Data extracted from a collection

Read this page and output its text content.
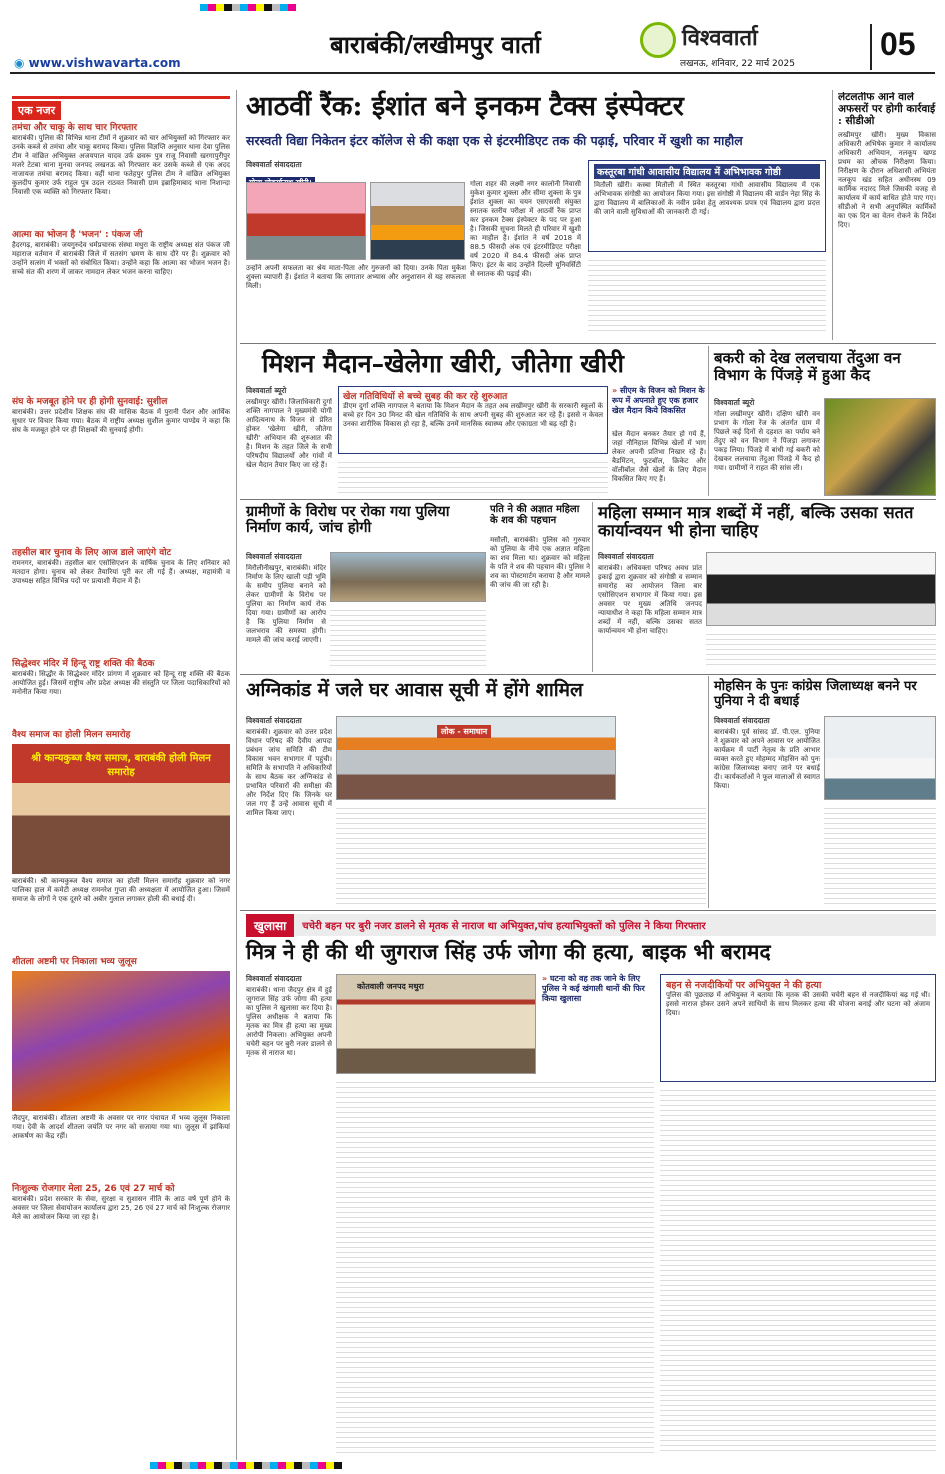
बाराबंकी/लखीमपुर वार्ता
◉ www.vishwavarta.com
विश्ववार्ता
लखनऊ, शनिवार, 22 मार्च 2025
05
एक नजर
तमंचा और चाकू के साथ चार गिरफ्तार
बाराबंकी। पुलिस की विभिन्न थाना टीमों ने शुक्रवार को चार अभियुक्तों को गिरफ्तार कर उनके कब्जे से तमंचा और चाकू बरामद किया। पुलिस विज्ञप्ति अनुसार थाना देवा पुलिस टीम ने वांछित अभियुक्त अजयपाल यादव उर्फ छवरू पुत्र राजू निवासी खरगापुरीपुर मजरे टेटबा थाना मुनवा जनपद लखनऊ को गिरफ्तार कर उसके कब्जे से एक अदद नाजायज तमंचा बरामद किया। वहीं थाना फतेहपुर पुलिस टीम ने वांछित अभियुक्त कुलदीप कुमार उर्फ राहुल पुत्र उदल राठवत निवासी ग्राम इब्राहिमाबाद थाना निशान्दा निवासी एक व्यक्ति को गिरफ्तार किया।
आत्मा का भोजन है 'भजन' : पंकज जी
हैदरगढ़, बाराबंकी। जयगुरुदेव धर्मप्रचारक संस्था मथुरा के राष्ट्रीय अध्यक्ष संत पंकज जी महाराज वर्तमान में बाराबंकी जिले में सतसंग भ्रमण के साथ दौरे पर हैं। शुक्रवार को उन्होंने सत्संग में भक्तों को संबोधित किया। उन्होंने कहा कि आत्मा का भोजन भजन है। सच्चे संत की शरण में जाकर नामदान लेकर भजन करना चाहिए।
संघ के मजबूत होने पर ही होगी सुनवाई: सुशील
बाराबंकी। उत्तर प्रदेशीय शिक्षक संघ की मासिक बैठक में पुरानी पेंशन और आर्थिक सुधार पर विचार किया गया। बैठक में राष्ट्रीय अध्यक्ष सुशील कुमार पाण्डेय ने कहा कि संघ के मजबूत होने पर ही शिक्षकों की सुनवाई होगी।
तहसील बार चुनाव के लिए आज डाले जाएंगे वोट
रामनगर, बाराबंकी। तहसील बार एसोसिएशन के वार्षिक चुनाव के लिए शनिवार को मतदान होगा। चुनाव को लेकर तैयारियां पूरी कर ली गई हैं। अध्यक्ष, महामंत्री व उपाध्यक्ष सहित विभिन्न पदों पर प्रत्याशी मैदान में हैं।
सिद्धेश्वर मंदिर में हिन्दू राष्ट्र शक्ति की बैठक
बाराबंकी। सिद्धौर के सिद्धेश्वर मंदिर प्रांगण में शुक्रवार को हिन्दू राष्ट्र शक्ति की बैठक आयोजित हुई। जिसमें राष्ट्रीय और प्रदेश अध्यक्ष की संस्तुति पर जिला पदाधिकारियों को मनोनीत किया गया।
वैश्य समाज का होली मिलन समारोह
श्री कान्यकुब्ज वैश्य समाज, बाराबंकी होली मिलन समारोह
बाराबंकी। श्री कान्यकुब्ज वैश्य समाज का होली मिलन समारोह शुक्रवार को नगर पालिका हाल में कमेटी अध्यक्ष रामनरेश गुप्ता की अध्यक्षता में आयोजित हुआ। जिसमें समाज के लोगों ने एक दूसरे को अबीर गुलाल लगाकर होली की बधाई दी।
शीतला अष्टमी पर निकाला भव्य जुलूस
जैदपुर, बाराबंकी। शीतला अष्टमी के अवसर पर नगर पंचायत में भव्य जुलूस निकाला गया। देवी के आदर्श शीतला जयंति पर नगर को सजाया गया था। जुलूस में झांकियां आकर्षण का केंद्र रहीं।
निःशुल्क रोजगार मेला 25, 26 एवं 27 मार्च को
बाराबंकी। प्रदेश सरकार के सेवा, सुरक्षा व सुशासन नीति के आठ वर्ष पूर्ण होने के अवसर पर जिला सेवायोजन कार्यालय द्वारा 25, 26 एवं 27 मार्च को निःशुल्क रोजगार मेले का आयोजन किया जा रहा है।
आठवीं रैंक: ईशांत बने इनकम टैक्स इंस्पेक्टर
सरस्वती विद्या निकेतन इंटर कॉलेज से की कक्षा एक से इंटरमीडिएट तक की पढ़ाई, परिवार में खुशी का माहौल
विश्ववार्ता संवाददाता
गोला शहर की लक्ष्मी नगर कालोनी निवासी मुकेश कुमार शुक्ला और सीमा शुक्ला के पुत्र ईशांत शुक्ला का चयन एसएससी संयुक्त स्नातक स्तरीय परीक्षा में आठवीं रैंक प्राप्त कर इनकम टैक्स इंस्पेक्टर के पद पर हुआ है। जिसकी सूचना मिलते ही परिवार में खुशी का माहौल है। ईशांत ने वर्ष 2018 में 88.5 फीसदी अंक एवं इंटरमीडिएट परीक्षा वर्ष 2020 में 84.4 फीसदी अंक प्राप्त किए। इंटर के बाद उन्होंने दिल्ली यूनिवर्सिटी से स्नातक की पढ़ाई की।
उन्होंने अपनी सफलता का श्रेय माता-पिता और गुरुजनों को दिया। उनके पिता मुकेश शुक्ला व्यापारी हैं। ईशांत ने बताया कि लगातार अभ्यास और अनुशासन से यह सफलता मिली।
कस्तूरबा गांधी आवासीय विद्यालय में अभिभावक गोष्ठी
मितौली खीरी। कस्बा मितौली में स्थित कस्तूरबा गांधी आवासीय विद्यालय में एक अभिभावक संगोष्ठी का आयोजन किया गया। इस संगोष्ठी में विद्यालय की वार्डन नेहा सिंह के द्वारा विद्यालय में बालिकाओं के नवीन प्रवेश हेतु आवश्यक प्रपत्र एवं विद्यालय द्वारा प्रदत्त की जाने वाली सुविधाओं की जानकारी दी गई।
लेटलतीफ आने वाले अफसरों पर होगी कार्रवाई : सीडीओ
लखीमपुर खीरी। मुख्य विकास अधिकारी अभिषेक कुमार ने कार्यालय अधिकारी अभियान, नलकूप खण्ड प्रथम का औचक निरीक्षण किया। निरीक्षण के दौरान अधिशासी अभियंता नलकूप खंड सहित अधीनस्थ 09 कार्मिक नदारद मिले जिसकी वजह से कार्यालय में कार्य बाधित होते पाए गए। सीडीओ ने सभी अनुपस्थित कार्मिकों का एक दिन का वेतन रोकने के निर्देश दिए।
मिशन मैदान–खेलेगा खीरी, जीतेगा खीरी
विश्ववार्ता ब्यूरो
लखीमपुर खीरी। जिलाधिकारी दुर्गा शक्ति नागपाल ने मुख्यमंत्री योगी आदित्यनाथ के विजन से प्रेरित होकर 'खेलेगा खीरी, जीतेगा खीरी' अभियान की शुरुआत की है। मिशन के तहत जिले के सभी परिषदीय विद्यालयों और गांवों में खेल मैदान तैयार किए जा रहे हैं।
खेल गतिविधियों से बच्चे सुबह की कर रहे शुरुआत
डीएम दुर्गा शक्ति नागपाल ने बताया कि मिशन मैदान के तहत अब लखीमपुर खीरी के सरकारी स्कूलों के बच्चे हर दिन 30 मिनट की खेल गतिविधि के साथ अपनी सुबह की शुरुआत कर रहे हैं। इससे न केवल उनका शारीरिक विकास हो रहा है, बल्कि उनमें मानसिक स्वास्थ्य और एकाग्रता भी बढ़ रही है।
» सीएम के विजन को मिशन के रूप में अपनाते हुए एक हजार खेल मैदान किये विकसित
खेल मैदान बनकर तैयार हो गये हैं, जहां नौनिहाल विभिन्न खेलों में भाग लेकर अपनी प्रतिभा निखार रहे हैं। बैडमिंटन, फुटबॉल, क्रिकेट और वॉलीबॉल जैसे खेलों के लिए मैदान विकसित किए गए हैं।
बकरी को देख ललचाया तेंदुआ वन विभाग के पिंजड़े में हुआ कैद
विश्ववार्ता ब्यूरो
गोला लखीमपुर खीरी। दक्षिण खीरी वन प्रभाग के गोला रेंज के अंतर्गत ग्राम में पिछले कई दिनों से दहशत का पर्याय बने तेंदुए को वन विभाग ने पिंजड़ा लगाकर पकड़ लिया। पिंजड़े में बांधी गई बकरी को देखकर ललचाया तेंदुआ पिंजड़े में कैद हो गया। ग्रामीणों ने राहत की सांस ली।
ग्रामीणों के विरोध पर रोका गया पुलिया निर्माण कार्य, जांच होगी
विश्ववार्ता संवाददाता
मिरौलीनीखपुर, बाराबंकी। मंदिर निर्माण के लिए खाली पड़ी भूमि के समीप पुलिया बनाने को लेकर ग्रामीणों के विरोध पर पुलिया का निर्माण कार्य रोक दिया गया। ग्रामीणों का आरोप है कि पुलिया निर्माण से जलभराव की समस्या होगी। मामले की जांच कराई जाएगी।
पति ने की अज्ञात महिला के शव की पहचान
मसौली, बाराबंकी। पुलिस को गुरुवार को पुलिया के नीचे एक अज्ञात महिला का शव मिला था। शुक्रवार को महिला के पति ने शव की पहचान की। पुलिस ने शव का पोस्टमार्टम कराया है और मामले की जांच की जा रही है।
महिला सम्मान मात्र शब्दों में नहीं, बल्कि उसका सतत कार्यान्वयन भी होना चाहिए
विश्ववार्ता संवाददाता
बाराबंकी। अधिवक्ता परिषद अवध प्रांत इकाई द्वारा शुक्रवार को संगोष्ठी व सम्मान समारोह का आयोजन जिला बार एसोसिएशन सभागार में किया गया। इस अवसर पर मुख्य अतिथि जनपद न्यायाधीश ने कहा कि महिला सम्मान मात्र शब्दों में नहीं, बल्कि उसका सतत कार्यान्वयन भी होना चाहिए।
अग्निकांड में जले घर आवास सूची में होंगे शामिल
विश्ववार्ता संवाददाता
बाराबंकी। शुक्रवार को उत्तर प्रदेश विधान परिषद की दैवीय आपदा प्रबंधन जांच समिति की टीम विकास भवन सभागार में पहुंची। समिति के सभापति ने अधिकारियों के साथ बैठक कर अग्निकांड से प्रभावित परिवारों की समीक्षा की और निर्देश दिए कि जिनके घर जल गए हैं उन्हें आवास सूची में शामिल किया जाए।
लोक - समाधान
मोहसिन के पुनः कांग्रेस जिलाध्यक्ष बनने पर पुनिया ने दी बधाई
विश्ववार्ता संवाददाता
बाराबंकी। पूर्व सांसद डॉ. पी.एल. पुनिया ने शुक्रवार को अपने आवास पर आयोजित कार्यक्रम में पार्टी नेतृत्व के प्रति आभार व्यक्त करते हुए मोहम्मद मोहसिन को पुनः कांग्रेस जिलाध्यक्ष बनाए जाने पर बधाई दी। कार्यकर्ताओं ने फूल मालाओं से स्वागत किया।
खुलासा	चचेरी बहन पर बुरी नजर डालने से मृतक से नाराज था अभियुक्त,पांच हत्याभियुक्तों को पुलिस ने किया गिरफ्तार
मित्र ने ही की थी जुगराज सिंह उर्फ जोगा की हत्या, बाइक भी बरामद
विश्ववार्ता संवाददाता
बाराबंकी। थाना जैदपुर क्षेत्र में हुई जुगराज सिंह उर्फ जोगा की हत्या का पुलिस ने खुलासा कर दिया है। पुलिस अधीक्षक ने बताया कि मृतक का मित्र ही हत्या का मुख्य आरोपी निकला। अभियुक्त अपनी चचेरी बहन पर बुरी नजर डालने से मृतक से नाराज था।
कोतवाली जनपद मथुरा
» घटना को वह तक जाने के लिए पुलिस ने कई खंगाली थानों की फिर किया खुलासा
बहन से नजदीकियों पर अभियुक्त ने की हत्या
पुलिस की पूछताछ में अभियुक्त ने बताया कि मृतक की उसकी चचेरी बहन से नजदीकियां बढ़ गई थीं। इससे नाराज होकर उसने अपने साथियों के साथ मिलकर हत्या की योजना बनाई और घटना को अंजाम दिया।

Job
For this exercise, gather every line of the data that contains the word "लखनऊ".

Problem solution
लखनऊ, शनिवार, 22 मार्च 2025
बाराबंकी। पुलिस की विभिन्न थाना टीमों ने शुक्रवार को चार अभियुक्तों को गिरफ्तार कर उनके कब्जे से तमंचा और चाकू बरामद किया। पुलिस विज्ञप्ति अनुसार थाना देवा पुलिस टीम ने वांछित अभियुक्त अजयपाल यादव उर्फ छवरू पुत्र राजू निवासी खरगापुरीपुर मजरे टेटबा थाना मुनवा जनपद लखनऊ को गिरफ्तार कर उसके कब्जे से एक अदद नाजायज तमंचा बरामद किया। वहीं थाना फतेहपुर पुलिस टीम ने वांछित अभियुक्त कुलदीप कुमार उर्फ राहुल पुत्र उदल राठवत निवासी ग्राम इब्राहिमाबाद थाना निशान्दा निवासी एक व्यक्ति को गिरफ्तार किया।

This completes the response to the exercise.